**PROBLEM STATEMENT:** Transcribe the full listing below exactly.

**DATASET ROWS:**

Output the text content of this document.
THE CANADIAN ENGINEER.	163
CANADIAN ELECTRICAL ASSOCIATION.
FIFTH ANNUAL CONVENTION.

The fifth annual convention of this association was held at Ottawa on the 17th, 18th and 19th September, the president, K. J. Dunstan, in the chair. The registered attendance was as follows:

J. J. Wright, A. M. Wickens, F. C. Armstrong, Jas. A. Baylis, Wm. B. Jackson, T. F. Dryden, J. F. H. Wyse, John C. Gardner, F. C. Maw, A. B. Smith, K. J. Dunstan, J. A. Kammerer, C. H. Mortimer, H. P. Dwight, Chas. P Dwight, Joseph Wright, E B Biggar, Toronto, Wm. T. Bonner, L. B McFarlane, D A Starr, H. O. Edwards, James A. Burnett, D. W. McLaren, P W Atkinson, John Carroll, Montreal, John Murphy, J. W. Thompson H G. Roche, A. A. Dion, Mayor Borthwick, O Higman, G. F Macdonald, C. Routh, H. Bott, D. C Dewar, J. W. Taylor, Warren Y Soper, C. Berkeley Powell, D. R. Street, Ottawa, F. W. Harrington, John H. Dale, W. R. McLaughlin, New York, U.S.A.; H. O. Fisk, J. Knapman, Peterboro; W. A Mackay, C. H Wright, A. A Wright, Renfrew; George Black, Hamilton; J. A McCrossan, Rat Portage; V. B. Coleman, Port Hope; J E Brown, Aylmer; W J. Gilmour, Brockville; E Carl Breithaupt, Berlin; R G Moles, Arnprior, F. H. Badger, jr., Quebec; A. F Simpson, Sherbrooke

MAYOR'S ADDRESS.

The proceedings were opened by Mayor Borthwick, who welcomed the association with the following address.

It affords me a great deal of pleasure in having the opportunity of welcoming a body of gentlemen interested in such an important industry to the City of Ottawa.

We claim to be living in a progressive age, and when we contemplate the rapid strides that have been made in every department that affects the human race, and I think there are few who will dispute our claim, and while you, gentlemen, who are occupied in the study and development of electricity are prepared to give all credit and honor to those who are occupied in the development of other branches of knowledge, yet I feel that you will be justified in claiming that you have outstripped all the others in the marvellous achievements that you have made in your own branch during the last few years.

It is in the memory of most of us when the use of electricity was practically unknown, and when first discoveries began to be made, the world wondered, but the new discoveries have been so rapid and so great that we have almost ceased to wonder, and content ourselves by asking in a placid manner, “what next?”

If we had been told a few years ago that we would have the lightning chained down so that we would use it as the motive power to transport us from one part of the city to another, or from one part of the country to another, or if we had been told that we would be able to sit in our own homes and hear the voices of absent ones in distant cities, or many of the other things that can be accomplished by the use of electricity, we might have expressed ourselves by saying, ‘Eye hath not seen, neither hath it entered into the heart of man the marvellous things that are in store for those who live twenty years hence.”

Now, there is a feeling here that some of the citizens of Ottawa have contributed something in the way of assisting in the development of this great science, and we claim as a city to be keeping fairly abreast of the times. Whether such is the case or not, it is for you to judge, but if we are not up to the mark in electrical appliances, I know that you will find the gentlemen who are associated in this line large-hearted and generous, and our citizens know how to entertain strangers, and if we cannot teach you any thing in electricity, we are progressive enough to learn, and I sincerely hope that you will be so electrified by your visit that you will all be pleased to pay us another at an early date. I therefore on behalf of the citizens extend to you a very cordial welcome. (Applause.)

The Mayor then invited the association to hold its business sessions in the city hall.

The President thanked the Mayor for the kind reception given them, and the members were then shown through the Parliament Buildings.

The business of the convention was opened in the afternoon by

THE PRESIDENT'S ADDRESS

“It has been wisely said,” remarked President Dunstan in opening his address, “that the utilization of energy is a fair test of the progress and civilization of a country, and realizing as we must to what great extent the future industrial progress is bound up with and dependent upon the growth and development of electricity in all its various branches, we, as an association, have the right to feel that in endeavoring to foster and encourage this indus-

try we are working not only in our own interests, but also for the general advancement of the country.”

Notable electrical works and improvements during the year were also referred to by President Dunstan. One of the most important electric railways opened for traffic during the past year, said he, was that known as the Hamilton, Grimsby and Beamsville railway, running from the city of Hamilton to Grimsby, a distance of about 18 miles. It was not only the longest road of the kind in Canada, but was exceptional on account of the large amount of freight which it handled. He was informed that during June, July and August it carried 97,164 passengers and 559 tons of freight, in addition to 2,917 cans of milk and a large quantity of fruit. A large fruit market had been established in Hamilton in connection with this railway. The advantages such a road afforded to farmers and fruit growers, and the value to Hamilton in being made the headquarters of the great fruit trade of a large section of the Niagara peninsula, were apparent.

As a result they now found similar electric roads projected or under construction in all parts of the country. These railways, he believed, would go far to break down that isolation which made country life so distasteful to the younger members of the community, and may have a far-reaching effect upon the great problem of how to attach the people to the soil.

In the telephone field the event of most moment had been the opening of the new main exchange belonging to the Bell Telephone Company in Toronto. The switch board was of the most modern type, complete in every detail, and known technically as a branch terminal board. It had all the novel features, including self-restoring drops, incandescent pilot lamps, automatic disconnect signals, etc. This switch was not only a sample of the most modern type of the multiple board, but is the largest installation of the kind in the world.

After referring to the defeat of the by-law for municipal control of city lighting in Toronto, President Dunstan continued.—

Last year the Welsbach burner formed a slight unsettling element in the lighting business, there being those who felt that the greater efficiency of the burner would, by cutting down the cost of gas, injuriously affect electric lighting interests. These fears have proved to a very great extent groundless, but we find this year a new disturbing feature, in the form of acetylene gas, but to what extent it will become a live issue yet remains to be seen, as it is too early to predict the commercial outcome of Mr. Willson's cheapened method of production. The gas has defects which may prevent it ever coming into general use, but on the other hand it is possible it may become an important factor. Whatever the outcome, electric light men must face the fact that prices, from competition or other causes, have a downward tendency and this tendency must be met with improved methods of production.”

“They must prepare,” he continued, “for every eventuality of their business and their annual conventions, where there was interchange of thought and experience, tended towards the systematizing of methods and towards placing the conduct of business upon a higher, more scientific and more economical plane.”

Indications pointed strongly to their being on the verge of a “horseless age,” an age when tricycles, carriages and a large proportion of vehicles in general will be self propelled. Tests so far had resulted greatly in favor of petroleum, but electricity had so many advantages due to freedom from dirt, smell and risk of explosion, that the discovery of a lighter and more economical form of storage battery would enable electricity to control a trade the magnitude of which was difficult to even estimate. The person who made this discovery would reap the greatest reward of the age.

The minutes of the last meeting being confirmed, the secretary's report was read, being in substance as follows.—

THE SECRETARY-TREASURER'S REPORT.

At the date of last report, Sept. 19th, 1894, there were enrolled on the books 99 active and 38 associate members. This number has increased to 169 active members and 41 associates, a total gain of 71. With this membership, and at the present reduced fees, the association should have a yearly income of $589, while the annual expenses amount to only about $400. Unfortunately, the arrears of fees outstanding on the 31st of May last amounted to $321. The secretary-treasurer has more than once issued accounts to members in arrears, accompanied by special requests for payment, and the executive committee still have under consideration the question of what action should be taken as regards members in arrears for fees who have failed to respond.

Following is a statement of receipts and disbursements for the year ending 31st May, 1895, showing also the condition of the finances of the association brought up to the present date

**FINISHED TASK:**
Output the text content of this document.
THE CANADIAN ENGINEER.	163
CANADIAN ELECTRICAL ASSOCIATION.
FIFTH ANNUAL CONVENTION.

The fifth annual convention of this association was held at Ottawa on the 17th, 18th and 19th September, the president, K. J. Dunstan, in the chair. The registered attendance was as follows:

J. J. Wright, A. M. Wickens, F. C. Armstrong, Jas. A. Baylis, Wm. B. Jackson, T. F. Dryden, J. F. H. Wyse, John C. Gardner, F. C. Maw, A. B. Smith, K. J. Dunstan, J. A. Kammerer, C. H. Mortimer, H. P. Dwight, Chas. P Dwight, Joseph Wright, E B Biggar, Toronto, Wm. T. Bonner, L. B McFarlane, D A Starr, H. O. Edwards, James A. Burnett, D. W. McLaren, P W Atkinson, John Carroll, Montreal, John Murphy, J. W. Thompson H G. Roche, A. A. Dion, Mayor Borthwick, O Higman, G. F Macdonald, C. Routh, H. Bott, D. C Dewar, J. W. Taylor, Warren Y Soper, C. Berkeley Powell, D. R. Street, Ottawa, F. W. Harrington, John H. Dale, W. R. McLaughlin, New York, U.S.A.; H. O. Fisk, J. Knapman, Peterboro; W. A Mackay, C. H Wright, A. A Wright, Renfrew; George Black, Hamilton; J. A McCrossan, Rat Portage; V. B. Coleman, Port Hope; J E Brown, Aylmer; W J. Gilmour, Brockville; E Carl Breithaupt, Berlin; R G Moles, Arnprior, F. H. Badger, jr., Quebec; A. F Simpson, Sherbrooke

MAYOR'S ADDRESS.

The proceedings were opened by Mayor Borthwick, who welcomed the association with the following address.

It affords me a great deal of pleasure in having the opportunity of welcoming a body of gentlemen interested in such an important industry to the City of Ottawa.

We claim to be living in a progressive age, and when we contemplate the rapid strides that have been made in every department that affects the human race, and I think there are few who will dispute our claim, and while you, gentlemen, who are occupied in the study and development of electricity are prepared to give all credit and honor to those who are occupied in the development of other branches of knowledge, yet I feel that you will be justified in claiming that you have outstripped all the others in the marvellous achievements that you have made in your own branch during the last few years.

It is in the memory of most of us when the use of electricity was practically unknown, and when first discoveries began to be made, the world wondered, but the new discoveries have been so rapid and so great that we have almost ceased to wonder, and content ourselves by asking in a placid manner, “what next?”

If we had been told a few years ago that we would have the lightning chained down so that we would use it as the motive power to transport us from one part of the city to another, or from one part of the country to another, or if we had been told that we would be able to sit in our own homes and hear the voices of absent ones in distant cities, or many of the other things that can be accomplished by the use of electricity, we might have expressed ourselves by saying, ‘Eye hath not seen, neither hath it entered into the heart of man the marvellous things that are in store for those who live twenty years hence.”

Now, there is a feeling here that some of the citizens of Ottawa have contributed something in the way of assisting in the development of this great science, and we claim as a city to be keeping fairly abreast of the times. Whether such is the case or not, it is for you to judge, but if we are not up to the mark in electrical appliances, I know that you will find the gentlemen who are associated in this line large-hearted and generous, and our citizens know how to entertain strangers, and if we cannot teach you any thing in electricity, we are progressive enough to learn, and I sincerely hope that you will be so electrified by your visit that you will all be pleased to pay us another at an early date. I therefore on behalf of the citizens extend to you a very cordial welcome. (Applause.)

The Mayor then invited the association to hold its business sessions in the city hall.

The President thanked the Mayor for the kind reception given them, and the members were then shown through the Parliament Buildings.

The business of the convention was opened in the afternoon by

THE PRESIDENT'S ADDRESS

“It has been wisely said,” remarked President Dunstan in opening his address, “that the utilization of energy is a fair test of the progress and civilization of a country, and realizing as we must to what great extent the future industrial progress is bound up with and dependent upon the growth and development of electricity in all its various branches, we, as an association, have the right to feel that in endeavoring to foster and encourage this indus-

try we are working not only in our own interests, but also for the general advancement of the country.”

Notable electrical works and improvements during the year were also referred to by President Dunstan. One of the most important electric railways opened for traffic during the past year, said he, was that known as the Hamilton, Grimsby and Beamsville railway, running from the city of Hamilton to Grimsby, a distance of about 18 miles. It was not only the longest road of the kind in Canada, but was exceptional on account of the large amount of freight which it handled. He was informed that during June, July and August it carried 97,164 passengers and 559 tons of freight, in addition to 2,917 cans of milk and a large quantity of fruit. A large fruit market had been established in Hamilton in connection with this railway. The advantages such a road afforded to farmers and fruit growers, and the value to Hamilton in being made the headquarters of the great fruit trade of a large section of the Niagara peninsula, were apparent.

As a result they now found similar electric roads projected or under construction in all parts of the country. These railways, he believed, would go far to break down that isolation which made country life so distasteful to the younger members of the community, and may have a far-reaching effect upon the great problem of how to attach the people to the soil.

In the telephone field the event of most moment had been the opening of the new main exchange belonging to the Bell Telephone Company in Toronto. The switch board was of the most modern type, complete in every detail, and known technically as a branch terminal board. It had all the novel features, including self-restoring drops, incandescent pilot lamps, automatic disconnect signals, etc. This switch was not only a sample of the most modern type of the multiple board, but is the largest installation of the kind in the world.

After referring to the defeat of the by-law for municipal control of city lighting in Toronto, President Dunstan continued.—

Last year the Welsbach burner formed a slight unsettling element in the lighting business, there being those who felt that the greater efficiency of the burner would, by cutting down the cost of gas, injuriously affect electric lighting interests. These fears have proved to a very great extent groundless, but we find this year a new disturbing feature, in the form of acetylene gas, but to what extent it will become a live issue yet remains to be seen, as it is too early to predict the commercial outcome of Mr. Willson's cheapened method of production. The gas has defects which may prevent it ever coming into general use, but on the other hand it is possible it may become an important factor. Whatever the outcome, electric light men must face the fact that prices, from competition or other causes, have a downward tendency and this tendency must be met with improved methods of production.”

“They must prepare,” he continued, “for every eventuality of their business and their annual conventions, where there was interchange of thought and experience, tended towards the systematizing of methods and towards placing the conduct of business upon a higher, more scientific and more economical plane.”

Indications pointed strongly to their being on the verge of a “horseless age,” an age when tricycles, carriages and a large proportion of vehicles in general will be self propelled. Tests so far had resulted greatly in favor of petroleum, but electricity had so many advantages due to freedom from dirt, smell and risk of explosion, that the discovery of a lighter and more economical form of storage battery would enable electricity to control a trade the magnitude of which was difficult to even estimate. The person who made this discovery would reap the greatest reward of the age.

The minutes of the last meeting being confirmed, the secretary's report was read, being in substance as follows.—

THE SECRETARY-TREASURER'S REPORT.

At the date of last report, Sept. 19th, 1894, there were enrolled on the books 99 active and 38 associate members. This number has increased to 169 active members and 41 associates, a total gain of 71. With this membership, and at the present reduced fees, the association should have a yearly income of $589, while the annual expenses amount to only about $400. Unfortunately, the arrears of fees outstanding on the 31st of May last amounted to $321. The secretary-treasurer has more than once issued accounts to members in arrears, accompanied by special requests for payment, and the executive committee still have under consideration the question of what action should be taken as regards members in arrears for fees who have failed to respond.

Following is a statement of receipts and disbursements for the year ending 31st May, 1895, showing also the condition of the finances of the association brought up to the present date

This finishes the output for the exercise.